EXERCISE GOAL
Examine the records and identify each line that includes the string "points". Copy those lines.

DATA FOR THIS TASK

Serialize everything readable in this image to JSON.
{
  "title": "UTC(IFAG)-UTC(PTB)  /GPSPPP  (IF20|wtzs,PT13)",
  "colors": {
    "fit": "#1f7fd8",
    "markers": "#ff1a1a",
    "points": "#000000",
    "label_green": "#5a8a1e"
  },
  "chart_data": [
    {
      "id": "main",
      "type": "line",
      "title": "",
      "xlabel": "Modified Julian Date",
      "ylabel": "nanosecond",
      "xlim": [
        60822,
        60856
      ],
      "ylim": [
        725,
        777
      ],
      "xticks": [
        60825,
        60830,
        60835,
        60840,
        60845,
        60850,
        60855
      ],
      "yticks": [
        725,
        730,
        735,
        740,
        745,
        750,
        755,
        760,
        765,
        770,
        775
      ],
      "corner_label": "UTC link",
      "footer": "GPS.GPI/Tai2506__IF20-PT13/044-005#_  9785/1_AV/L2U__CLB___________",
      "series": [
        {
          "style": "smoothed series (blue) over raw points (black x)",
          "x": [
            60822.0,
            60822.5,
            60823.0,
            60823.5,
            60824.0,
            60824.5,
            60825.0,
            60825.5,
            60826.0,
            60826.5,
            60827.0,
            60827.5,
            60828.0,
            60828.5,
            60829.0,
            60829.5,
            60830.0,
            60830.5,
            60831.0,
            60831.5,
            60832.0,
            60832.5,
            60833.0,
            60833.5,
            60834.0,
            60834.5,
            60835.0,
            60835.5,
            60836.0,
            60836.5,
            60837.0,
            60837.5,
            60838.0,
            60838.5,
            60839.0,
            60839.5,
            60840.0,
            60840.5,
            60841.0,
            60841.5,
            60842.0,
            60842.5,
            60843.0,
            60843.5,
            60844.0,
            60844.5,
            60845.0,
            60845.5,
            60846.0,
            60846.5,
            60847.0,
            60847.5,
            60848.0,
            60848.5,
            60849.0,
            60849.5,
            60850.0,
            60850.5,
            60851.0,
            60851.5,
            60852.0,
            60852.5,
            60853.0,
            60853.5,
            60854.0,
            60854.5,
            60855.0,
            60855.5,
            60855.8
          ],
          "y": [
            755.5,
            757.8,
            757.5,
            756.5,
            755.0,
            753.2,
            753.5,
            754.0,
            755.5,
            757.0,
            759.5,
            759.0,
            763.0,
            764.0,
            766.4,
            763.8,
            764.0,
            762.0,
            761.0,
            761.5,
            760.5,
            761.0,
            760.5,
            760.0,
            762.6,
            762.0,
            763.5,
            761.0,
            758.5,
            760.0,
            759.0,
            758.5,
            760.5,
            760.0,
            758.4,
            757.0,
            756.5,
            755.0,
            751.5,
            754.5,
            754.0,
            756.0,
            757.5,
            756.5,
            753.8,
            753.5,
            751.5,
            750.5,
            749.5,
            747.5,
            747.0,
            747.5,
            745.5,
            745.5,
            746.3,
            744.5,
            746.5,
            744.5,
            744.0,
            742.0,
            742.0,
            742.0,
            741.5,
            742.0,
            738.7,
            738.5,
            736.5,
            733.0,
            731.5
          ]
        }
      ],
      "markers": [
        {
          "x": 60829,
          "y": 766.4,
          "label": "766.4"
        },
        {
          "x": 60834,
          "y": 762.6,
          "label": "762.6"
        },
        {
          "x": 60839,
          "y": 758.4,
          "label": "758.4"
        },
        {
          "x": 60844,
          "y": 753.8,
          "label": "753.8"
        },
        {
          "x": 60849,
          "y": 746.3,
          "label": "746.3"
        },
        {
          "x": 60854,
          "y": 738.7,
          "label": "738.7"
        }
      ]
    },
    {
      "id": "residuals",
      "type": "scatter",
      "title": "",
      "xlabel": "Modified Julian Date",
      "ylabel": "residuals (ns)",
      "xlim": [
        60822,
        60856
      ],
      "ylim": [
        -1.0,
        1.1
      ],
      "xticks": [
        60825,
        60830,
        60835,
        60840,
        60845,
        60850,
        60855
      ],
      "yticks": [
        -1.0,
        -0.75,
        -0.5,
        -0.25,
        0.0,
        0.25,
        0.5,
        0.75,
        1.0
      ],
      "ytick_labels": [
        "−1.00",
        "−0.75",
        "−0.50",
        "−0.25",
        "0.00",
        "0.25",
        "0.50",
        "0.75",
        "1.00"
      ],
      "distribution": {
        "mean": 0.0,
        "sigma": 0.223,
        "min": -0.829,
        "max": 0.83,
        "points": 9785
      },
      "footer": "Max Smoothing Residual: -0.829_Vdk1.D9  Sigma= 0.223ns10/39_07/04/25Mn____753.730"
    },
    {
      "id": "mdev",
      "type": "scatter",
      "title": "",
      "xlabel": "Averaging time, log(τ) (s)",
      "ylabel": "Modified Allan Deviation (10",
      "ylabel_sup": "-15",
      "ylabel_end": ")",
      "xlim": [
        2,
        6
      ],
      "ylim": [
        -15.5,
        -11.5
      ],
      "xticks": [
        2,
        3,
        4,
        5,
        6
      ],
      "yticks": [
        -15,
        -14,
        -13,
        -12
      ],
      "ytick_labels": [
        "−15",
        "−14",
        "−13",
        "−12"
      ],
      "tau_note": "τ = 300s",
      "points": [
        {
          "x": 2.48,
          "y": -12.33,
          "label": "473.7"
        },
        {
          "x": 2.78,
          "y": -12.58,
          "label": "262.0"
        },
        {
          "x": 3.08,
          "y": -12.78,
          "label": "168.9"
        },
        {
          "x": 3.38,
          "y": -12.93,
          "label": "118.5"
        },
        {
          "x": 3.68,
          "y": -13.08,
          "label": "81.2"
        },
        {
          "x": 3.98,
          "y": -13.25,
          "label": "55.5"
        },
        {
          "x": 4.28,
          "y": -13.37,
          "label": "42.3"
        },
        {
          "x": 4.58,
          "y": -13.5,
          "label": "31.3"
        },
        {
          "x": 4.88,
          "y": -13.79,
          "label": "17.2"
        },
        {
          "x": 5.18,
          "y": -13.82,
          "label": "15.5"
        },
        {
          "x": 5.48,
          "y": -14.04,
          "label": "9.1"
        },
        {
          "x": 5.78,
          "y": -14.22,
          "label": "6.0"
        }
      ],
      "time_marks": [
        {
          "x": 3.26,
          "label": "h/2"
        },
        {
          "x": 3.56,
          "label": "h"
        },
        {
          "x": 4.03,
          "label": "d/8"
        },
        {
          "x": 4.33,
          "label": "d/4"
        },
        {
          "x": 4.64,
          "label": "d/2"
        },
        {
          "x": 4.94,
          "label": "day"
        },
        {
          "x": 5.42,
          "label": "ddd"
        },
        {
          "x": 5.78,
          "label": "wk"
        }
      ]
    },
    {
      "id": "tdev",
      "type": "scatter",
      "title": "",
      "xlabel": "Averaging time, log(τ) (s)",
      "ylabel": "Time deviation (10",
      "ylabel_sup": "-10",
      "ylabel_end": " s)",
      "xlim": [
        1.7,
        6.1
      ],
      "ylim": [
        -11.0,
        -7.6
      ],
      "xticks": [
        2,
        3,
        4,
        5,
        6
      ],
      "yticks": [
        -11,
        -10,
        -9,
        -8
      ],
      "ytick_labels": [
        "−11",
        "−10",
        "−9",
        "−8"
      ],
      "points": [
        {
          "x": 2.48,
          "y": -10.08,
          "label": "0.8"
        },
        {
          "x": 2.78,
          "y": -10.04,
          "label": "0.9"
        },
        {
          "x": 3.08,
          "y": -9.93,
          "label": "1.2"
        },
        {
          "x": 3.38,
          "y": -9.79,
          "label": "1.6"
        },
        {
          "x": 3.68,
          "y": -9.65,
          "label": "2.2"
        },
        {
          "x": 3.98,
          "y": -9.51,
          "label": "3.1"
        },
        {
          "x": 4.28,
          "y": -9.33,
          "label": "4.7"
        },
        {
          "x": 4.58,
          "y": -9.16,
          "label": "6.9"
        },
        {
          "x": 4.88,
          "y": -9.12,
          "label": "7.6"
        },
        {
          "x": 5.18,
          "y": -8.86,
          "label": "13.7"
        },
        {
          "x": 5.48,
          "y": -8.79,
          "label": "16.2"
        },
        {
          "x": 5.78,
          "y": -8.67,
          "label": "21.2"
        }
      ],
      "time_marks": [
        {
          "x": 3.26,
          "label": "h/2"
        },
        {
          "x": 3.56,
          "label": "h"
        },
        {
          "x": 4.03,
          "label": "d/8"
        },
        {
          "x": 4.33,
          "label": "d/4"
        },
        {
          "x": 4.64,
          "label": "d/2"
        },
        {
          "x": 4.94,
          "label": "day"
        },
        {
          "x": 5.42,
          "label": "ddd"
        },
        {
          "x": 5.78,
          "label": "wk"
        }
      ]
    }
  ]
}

EXPECTED OUTPUT
    "points": "#000000",
          "style": "smoothed series (blue) over raw points (black x)",
        "points": 9785
      "points": [
      "points": [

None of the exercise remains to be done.